WHAT THIS TASK INVOLVES:
In the listing below, locate the lines bearing the word "Martin". Copy every one of them.

RECORDS FOR THIS TASK:
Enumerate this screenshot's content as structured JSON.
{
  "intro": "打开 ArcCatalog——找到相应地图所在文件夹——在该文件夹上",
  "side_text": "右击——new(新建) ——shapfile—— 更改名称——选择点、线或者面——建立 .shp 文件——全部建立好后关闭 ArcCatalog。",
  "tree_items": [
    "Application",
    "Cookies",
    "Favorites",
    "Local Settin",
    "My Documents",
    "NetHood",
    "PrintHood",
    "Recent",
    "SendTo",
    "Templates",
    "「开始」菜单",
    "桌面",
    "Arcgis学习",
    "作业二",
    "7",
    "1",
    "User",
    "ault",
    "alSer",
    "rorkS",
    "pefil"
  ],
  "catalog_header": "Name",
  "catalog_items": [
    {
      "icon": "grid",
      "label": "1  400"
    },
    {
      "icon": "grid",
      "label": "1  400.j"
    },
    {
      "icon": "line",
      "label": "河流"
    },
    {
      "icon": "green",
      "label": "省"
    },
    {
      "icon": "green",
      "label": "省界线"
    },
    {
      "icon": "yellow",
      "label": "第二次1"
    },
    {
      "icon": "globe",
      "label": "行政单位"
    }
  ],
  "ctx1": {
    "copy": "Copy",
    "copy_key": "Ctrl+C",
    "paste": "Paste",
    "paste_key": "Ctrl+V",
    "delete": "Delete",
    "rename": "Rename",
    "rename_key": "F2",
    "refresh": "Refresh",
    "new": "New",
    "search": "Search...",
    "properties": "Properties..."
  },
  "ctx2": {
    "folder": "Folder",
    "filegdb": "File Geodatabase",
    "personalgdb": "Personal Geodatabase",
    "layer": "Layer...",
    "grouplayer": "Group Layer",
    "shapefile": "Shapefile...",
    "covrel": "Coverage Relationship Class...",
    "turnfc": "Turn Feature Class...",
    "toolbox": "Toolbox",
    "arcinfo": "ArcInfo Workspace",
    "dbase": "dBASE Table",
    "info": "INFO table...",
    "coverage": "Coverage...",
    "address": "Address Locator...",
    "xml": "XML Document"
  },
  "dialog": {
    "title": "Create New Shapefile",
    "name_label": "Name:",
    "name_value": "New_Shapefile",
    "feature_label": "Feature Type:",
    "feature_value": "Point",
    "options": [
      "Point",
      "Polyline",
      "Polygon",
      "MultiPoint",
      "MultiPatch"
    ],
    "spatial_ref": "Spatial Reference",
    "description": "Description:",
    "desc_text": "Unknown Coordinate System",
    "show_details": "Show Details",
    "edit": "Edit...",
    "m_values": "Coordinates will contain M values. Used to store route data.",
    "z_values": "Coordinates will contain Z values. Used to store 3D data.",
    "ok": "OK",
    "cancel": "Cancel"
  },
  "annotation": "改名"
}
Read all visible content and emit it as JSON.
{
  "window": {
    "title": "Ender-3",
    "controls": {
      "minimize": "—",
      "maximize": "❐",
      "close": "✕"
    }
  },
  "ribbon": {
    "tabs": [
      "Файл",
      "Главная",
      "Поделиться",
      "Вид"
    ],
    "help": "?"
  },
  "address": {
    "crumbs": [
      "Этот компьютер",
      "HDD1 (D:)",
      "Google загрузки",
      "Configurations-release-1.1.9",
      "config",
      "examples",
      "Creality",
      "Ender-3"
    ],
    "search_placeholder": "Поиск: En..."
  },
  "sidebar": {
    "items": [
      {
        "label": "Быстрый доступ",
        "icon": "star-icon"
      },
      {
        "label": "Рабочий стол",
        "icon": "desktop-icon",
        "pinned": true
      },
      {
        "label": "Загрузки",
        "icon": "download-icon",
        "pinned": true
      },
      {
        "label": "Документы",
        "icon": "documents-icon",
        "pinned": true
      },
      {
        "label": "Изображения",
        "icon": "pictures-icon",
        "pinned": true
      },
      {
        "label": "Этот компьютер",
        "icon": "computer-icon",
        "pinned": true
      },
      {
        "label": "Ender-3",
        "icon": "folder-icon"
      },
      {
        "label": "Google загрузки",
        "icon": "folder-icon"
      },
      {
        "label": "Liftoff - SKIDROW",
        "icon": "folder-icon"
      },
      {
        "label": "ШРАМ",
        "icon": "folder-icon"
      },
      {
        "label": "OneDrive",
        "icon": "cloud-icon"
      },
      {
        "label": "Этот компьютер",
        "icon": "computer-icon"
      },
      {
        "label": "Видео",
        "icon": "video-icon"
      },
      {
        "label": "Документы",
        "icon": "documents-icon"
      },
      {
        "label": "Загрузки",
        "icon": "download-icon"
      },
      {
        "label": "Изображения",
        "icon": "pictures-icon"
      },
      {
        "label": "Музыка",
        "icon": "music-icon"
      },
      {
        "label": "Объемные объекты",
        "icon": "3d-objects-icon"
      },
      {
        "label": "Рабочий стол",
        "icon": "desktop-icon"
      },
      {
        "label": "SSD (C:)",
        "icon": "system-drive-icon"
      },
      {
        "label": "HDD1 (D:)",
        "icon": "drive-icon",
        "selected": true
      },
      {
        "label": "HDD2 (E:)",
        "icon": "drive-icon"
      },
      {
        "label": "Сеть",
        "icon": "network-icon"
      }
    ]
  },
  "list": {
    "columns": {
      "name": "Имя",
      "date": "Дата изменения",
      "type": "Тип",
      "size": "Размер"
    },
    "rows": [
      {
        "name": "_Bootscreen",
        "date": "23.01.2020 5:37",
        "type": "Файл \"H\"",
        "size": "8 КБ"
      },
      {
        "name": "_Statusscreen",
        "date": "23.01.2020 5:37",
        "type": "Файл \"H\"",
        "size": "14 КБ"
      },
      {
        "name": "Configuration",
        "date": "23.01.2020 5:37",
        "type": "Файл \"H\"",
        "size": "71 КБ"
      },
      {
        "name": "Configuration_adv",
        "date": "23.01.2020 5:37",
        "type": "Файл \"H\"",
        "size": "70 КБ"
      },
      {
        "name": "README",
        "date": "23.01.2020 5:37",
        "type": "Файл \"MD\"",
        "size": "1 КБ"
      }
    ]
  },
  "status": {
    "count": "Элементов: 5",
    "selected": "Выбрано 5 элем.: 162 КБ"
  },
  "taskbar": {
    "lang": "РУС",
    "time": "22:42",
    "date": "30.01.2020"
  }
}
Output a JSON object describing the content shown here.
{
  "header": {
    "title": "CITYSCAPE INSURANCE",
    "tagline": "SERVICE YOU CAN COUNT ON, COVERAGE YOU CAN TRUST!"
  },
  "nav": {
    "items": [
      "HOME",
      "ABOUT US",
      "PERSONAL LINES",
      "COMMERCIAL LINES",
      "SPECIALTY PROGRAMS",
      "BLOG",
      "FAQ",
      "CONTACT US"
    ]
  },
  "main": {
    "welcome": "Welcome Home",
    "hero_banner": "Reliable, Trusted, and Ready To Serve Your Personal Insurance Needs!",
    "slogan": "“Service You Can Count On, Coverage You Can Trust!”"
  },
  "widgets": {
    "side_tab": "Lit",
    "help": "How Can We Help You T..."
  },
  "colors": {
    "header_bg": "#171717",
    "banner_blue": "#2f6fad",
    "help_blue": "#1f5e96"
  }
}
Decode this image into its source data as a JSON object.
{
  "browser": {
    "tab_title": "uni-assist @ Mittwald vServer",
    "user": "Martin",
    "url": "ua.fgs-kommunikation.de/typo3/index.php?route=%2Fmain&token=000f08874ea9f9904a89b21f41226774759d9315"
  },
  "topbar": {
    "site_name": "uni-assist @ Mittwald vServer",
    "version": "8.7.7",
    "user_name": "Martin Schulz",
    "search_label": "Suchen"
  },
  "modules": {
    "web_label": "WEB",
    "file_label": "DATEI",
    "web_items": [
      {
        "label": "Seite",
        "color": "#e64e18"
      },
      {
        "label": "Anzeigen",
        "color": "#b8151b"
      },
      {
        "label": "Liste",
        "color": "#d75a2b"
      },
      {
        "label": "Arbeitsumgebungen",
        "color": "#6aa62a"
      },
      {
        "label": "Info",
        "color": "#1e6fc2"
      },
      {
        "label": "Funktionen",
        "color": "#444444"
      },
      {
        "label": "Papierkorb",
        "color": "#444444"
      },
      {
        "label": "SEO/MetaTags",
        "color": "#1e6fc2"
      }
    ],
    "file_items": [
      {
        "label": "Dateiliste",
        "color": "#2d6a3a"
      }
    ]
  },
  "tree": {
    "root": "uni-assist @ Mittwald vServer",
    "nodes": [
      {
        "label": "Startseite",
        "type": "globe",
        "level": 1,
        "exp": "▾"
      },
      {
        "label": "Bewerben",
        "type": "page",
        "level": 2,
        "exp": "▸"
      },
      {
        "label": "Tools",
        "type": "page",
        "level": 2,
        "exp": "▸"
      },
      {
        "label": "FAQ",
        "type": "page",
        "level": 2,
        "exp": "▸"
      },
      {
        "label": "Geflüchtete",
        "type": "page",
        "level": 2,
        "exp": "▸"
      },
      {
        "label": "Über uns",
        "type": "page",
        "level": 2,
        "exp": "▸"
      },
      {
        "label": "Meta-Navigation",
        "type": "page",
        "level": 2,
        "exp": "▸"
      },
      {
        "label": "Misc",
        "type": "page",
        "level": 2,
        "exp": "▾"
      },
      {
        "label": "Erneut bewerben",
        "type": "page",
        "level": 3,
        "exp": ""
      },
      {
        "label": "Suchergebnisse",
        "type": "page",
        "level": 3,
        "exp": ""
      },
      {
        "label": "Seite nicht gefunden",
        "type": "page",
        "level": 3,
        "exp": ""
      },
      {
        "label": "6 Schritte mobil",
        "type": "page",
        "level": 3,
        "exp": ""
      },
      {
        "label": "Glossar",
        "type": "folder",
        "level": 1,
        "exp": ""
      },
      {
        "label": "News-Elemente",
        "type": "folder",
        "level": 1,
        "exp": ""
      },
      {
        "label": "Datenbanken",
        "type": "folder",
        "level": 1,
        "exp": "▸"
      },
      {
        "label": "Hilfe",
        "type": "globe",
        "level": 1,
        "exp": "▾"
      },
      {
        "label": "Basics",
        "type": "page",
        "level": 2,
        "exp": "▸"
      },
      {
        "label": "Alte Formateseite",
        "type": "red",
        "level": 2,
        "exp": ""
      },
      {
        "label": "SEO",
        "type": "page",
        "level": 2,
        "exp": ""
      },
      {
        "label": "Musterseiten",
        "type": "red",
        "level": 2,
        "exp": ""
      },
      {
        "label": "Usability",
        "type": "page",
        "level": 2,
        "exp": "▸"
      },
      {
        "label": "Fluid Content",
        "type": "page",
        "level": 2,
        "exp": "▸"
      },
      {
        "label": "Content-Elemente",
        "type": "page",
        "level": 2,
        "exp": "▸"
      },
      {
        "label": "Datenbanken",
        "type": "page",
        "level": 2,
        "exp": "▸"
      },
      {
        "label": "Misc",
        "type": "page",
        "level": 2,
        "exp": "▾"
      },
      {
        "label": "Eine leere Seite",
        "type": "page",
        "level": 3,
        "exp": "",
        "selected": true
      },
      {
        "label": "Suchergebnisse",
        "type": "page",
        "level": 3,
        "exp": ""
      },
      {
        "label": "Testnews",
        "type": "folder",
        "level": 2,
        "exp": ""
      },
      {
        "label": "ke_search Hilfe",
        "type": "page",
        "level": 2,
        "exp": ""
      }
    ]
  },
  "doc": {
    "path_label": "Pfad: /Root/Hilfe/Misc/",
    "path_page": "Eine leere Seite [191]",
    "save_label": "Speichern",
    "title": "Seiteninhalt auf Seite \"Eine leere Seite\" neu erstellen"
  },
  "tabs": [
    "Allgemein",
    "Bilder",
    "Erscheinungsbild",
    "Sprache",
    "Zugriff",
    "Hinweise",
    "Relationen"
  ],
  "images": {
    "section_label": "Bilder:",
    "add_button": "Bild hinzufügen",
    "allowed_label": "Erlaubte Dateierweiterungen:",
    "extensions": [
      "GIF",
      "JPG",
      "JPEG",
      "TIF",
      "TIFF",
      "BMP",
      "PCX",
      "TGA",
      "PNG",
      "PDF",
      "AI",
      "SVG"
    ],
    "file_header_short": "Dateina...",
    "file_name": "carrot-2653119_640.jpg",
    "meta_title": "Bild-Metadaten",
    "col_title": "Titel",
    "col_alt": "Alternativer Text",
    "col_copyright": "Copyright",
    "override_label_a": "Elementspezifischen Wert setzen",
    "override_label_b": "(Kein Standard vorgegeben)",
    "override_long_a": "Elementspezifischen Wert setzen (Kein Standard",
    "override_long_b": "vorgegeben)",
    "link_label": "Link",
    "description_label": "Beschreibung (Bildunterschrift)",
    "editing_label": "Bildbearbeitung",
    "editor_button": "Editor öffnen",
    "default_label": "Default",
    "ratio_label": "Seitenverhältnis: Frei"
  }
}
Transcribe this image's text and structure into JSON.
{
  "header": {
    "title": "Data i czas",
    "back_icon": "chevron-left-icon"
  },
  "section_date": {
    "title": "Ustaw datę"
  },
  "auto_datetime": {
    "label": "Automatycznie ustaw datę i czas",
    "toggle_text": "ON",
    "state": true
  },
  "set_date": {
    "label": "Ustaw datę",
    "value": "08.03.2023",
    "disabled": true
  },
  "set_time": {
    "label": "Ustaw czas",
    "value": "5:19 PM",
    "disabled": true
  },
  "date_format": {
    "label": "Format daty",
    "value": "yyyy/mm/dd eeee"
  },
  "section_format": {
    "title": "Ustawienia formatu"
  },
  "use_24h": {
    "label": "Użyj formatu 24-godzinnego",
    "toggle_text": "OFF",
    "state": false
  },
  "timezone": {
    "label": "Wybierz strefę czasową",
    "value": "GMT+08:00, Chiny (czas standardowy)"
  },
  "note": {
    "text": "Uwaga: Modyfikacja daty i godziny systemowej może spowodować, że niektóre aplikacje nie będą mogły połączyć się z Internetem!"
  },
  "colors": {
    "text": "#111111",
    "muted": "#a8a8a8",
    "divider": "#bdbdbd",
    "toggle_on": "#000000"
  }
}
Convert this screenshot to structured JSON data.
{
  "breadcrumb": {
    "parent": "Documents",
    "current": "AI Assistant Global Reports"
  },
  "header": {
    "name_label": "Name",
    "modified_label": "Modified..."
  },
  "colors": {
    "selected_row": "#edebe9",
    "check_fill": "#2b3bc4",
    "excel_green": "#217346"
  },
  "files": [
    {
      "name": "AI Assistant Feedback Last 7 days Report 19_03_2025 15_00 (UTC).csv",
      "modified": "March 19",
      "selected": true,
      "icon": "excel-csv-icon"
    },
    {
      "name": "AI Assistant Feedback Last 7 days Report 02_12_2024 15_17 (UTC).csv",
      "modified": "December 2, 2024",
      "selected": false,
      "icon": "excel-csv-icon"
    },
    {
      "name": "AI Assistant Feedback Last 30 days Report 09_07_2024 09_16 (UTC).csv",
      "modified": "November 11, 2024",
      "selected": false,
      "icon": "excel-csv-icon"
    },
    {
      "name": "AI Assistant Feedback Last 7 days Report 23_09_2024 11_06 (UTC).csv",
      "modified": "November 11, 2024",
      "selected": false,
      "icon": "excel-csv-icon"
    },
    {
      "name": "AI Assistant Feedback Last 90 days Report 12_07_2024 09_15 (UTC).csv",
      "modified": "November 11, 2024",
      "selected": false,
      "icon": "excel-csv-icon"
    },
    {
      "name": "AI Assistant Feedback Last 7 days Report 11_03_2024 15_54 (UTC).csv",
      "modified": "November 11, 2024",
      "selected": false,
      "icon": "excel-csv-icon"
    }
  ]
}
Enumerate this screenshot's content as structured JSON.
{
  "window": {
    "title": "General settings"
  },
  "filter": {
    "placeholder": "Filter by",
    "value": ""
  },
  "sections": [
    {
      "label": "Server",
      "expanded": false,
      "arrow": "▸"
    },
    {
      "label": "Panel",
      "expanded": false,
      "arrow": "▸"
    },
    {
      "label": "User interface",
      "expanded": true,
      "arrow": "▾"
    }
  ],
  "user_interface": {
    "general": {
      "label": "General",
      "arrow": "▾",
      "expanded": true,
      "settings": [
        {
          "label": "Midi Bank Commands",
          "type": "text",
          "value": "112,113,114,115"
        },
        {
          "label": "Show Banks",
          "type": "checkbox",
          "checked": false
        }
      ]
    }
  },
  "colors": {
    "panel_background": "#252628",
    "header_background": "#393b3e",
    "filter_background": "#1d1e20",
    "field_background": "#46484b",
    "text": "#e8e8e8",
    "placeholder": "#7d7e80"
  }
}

RESPONSE:
    "user": "Martin",
    "user_name": "Martin Schulz",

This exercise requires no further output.